[Start]
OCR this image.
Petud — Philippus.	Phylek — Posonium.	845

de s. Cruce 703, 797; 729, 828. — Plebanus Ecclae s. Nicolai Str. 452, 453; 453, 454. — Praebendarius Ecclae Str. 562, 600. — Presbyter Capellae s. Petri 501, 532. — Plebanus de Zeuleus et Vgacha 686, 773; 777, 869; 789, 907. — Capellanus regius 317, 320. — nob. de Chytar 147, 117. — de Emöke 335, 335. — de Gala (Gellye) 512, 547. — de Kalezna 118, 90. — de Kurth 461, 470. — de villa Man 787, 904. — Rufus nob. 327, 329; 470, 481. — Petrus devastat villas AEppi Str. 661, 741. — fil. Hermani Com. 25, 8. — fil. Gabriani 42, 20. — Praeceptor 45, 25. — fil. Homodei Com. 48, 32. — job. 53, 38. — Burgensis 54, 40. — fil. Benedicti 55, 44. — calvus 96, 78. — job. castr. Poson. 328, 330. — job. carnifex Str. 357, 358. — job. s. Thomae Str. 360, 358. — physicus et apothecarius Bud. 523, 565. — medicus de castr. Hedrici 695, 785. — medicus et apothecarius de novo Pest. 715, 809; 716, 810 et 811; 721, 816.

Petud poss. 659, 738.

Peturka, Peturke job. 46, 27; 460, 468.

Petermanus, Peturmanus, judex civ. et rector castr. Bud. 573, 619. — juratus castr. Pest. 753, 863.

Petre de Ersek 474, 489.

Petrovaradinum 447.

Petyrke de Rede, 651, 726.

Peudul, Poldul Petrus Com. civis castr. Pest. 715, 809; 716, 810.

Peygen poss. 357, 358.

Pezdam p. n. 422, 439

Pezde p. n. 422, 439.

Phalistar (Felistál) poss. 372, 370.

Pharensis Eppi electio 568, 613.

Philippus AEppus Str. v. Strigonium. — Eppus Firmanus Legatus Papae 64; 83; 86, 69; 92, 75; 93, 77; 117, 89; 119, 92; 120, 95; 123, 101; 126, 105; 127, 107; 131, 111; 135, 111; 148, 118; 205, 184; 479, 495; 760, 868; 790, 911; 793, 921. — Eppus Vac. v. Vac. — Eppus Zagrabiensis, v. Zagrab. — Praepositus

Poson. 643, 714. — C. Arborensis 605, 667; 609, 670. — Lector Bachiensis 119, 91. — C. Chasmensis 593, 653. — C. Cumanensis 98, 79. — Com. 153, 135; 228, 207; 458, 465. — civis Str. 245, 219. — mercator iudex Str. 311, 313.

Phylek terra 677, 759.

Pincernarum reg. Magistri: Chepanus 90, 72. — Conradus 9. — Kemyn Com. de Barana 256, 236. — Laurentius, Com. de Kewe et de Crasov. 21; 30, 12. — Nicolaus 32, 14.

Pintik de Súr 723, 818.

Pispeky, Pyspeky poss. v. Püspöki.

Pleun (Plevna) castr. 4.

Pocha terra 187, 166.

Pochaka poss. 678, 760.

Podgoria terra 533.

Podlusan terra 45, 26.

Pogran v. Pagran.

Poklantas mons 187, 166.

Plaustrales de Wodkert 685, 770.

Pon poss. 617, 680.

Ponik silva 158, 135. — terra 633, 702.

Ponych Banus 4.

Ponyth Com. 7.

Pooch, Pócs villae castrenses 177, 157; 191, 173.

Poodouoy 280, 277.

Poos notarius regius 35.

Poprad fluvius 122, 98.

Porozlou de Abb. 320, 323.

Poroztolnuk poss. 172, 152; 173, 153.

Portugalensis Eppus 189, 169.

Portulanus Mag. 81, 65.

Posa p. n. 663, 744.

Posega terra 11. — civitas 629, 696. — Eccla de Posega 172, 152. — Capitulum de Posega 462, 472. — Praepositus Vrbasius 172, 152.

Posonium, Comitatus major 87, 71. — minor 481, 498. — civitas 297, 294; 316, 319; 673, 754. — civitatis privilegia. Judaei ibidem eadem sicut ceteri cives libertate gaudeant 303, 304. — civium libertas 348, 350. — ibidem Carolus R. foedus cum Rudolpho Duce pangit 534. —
[End]
▶ **Requirement**
Reproduce every record, matching each line exactly.

▶ **Full solution**
OCR this image.
Petud — Philippus.	Phylek — Posonium.	845

de s. Cruce 703, 797; 729, 828. — Plebanus Ecclae s. Nicolai Str. 452, 453; 453, 454. — Praebendarius Ecclae Str. 562, 600. — Presbyter Capellae s. Petri 501, 532. — Plebanus de Zeuleus et Vgacha 686, 773; 777, 869; 789, 907. — Capellanus regius 317, 320. — nob. de Chytar 147, 117. — de Emöke 335, 335. — de Gala (Gellye) 512, 547. — de Kalezna 118, 90. — de Kurth 461, 470. — de villa Man 787, 904. — Rufus nob. 327, 329; 470, 481. — Petrus devastat villas AEppi Str. 661, 741. — fil. Hermani Com. 25, 8. — fil. Gabriani 42, 20. — Praeceptor 45, 25. — fil. Homodei Com. 48, 32. — job. 53, 38. — Burgensis 54, 40. — fil. Benedicti 55, 44. — calvus 96, 78. — job. castr. Poson. 328, 330. — job. carnifex Str. 357, 358. — job. s. Thomae Str. 360, 358. — physicus et apothecarius Bud. 523, 565. — medicus de castr. Hedrici 695, 785. — medicus et apothecarius de novo Pest. 715, 809; 716, 810 et 811; 721, 816.

Petud poss. 659, 738.

Peturka, Peturke job. 46, 27; 460, 468.

Petermanus, Peturmanus, judex civ. et rector castr. Bud. 573, 619. — juratus castr. Pest. 753, 863.

Petre de Ersek 474, 489.

Petrovaradinum 447.

Petyrke de Rede, 651, 726.

Peudul, Poldul Petrus Com. civis castr. Pest. 715, 809; 716, 810.

Peygen poss. 357, 358.

Pezdam p. n. 422, 439

Pezde p. n. 422, 439.

Phalistar (Felistál) poss. 372, 370.

Pharensis Eppi electio 568, 613.

Philippus AEppus Str. v. Strigonium. — Eppus Firmanus Legatus Papae 64; 83; 86, 69; 92, 75; 93, 77; 117, 89; 119, 92; 120, 95; 123, 101; 126, 105; 127, 107; 131, 111; 135, 111; 148, 118; 205, 184; 479, 495; 760, 868; 790, 911; 793, 921. — Eppus Vac. v. Vac. — Eppus Zagrabiensis, v. Zagrab. — Praepositus

Poson. 643, 714. — C. Arborensis 605, 667; 609, 670. — Lector Bachiensis 119, 91. — C. Chasmensis 593, 653. — C. Cumanensis 98, 79. — Com. 153, 135; 228, 207; 458, 465. — civis Str. 245, 219. — mercator iudex Str. 311, 313.

Phylek terra 677, 759.

Pincernarum reg. Magistri: Chepanus 90, 72. — Conradus 9. — Kemyn Com. de Barana 256, 236. — Laurentius, Com. de Kewe et de Crasov. 21; 30, 12. — Nicolaus 32, 14.

Pintik de Súr 723, 818.

Pispeky, Pyspeky poss. v. Püspöki.

Pleun (Plevna) castr. 4.

Pocha terra 187, 166.

Pochaka poss. 678, 760.

Podgoria terra 533.

Podlusan terra 45, 26.

Pogran v. Pagran.

Poklantas mons 187, 166.

Plaustrales de Wodkert 685, 770.

Pon poss. 617, 680.

Ponik silva 158, 135. — terra 633, 702.

Ponych Banus 4.

Ponyth Com. 7.

Pooch, Pócs villae castrenses 177, 157; 191, 173.

Poodouoy 280, 277.

Poos notarius regius 35.

Poprad fluvius 122, 98.

Porozlou de Abb. 320, 323.

Poroztolnuk poss. 172, 152; 173, 153.

Portugalensis Eppus 189, 169.

Portulanus Mag. 81, 65.

Posa p. n. 663, 744.

Posega terra 11. — civitas 629, 696. — Eccla de Posega 172, 152. — Capitulum de Posega 462, 472. — Praepositus Vrbasius 172, 152.

Posonium, Comitatus major 87, 71. — minor 481, 498. — civitas 297, 294; 316, 319; 673, 754. — civitatis privilegia. Judaei ibidem eadem sicut ceteri cives libertate gaudeant 303, 304. — civium libertas 348, 350. — ibidem Carolus R. foedus cum Rudolpho Duce pangit 534. —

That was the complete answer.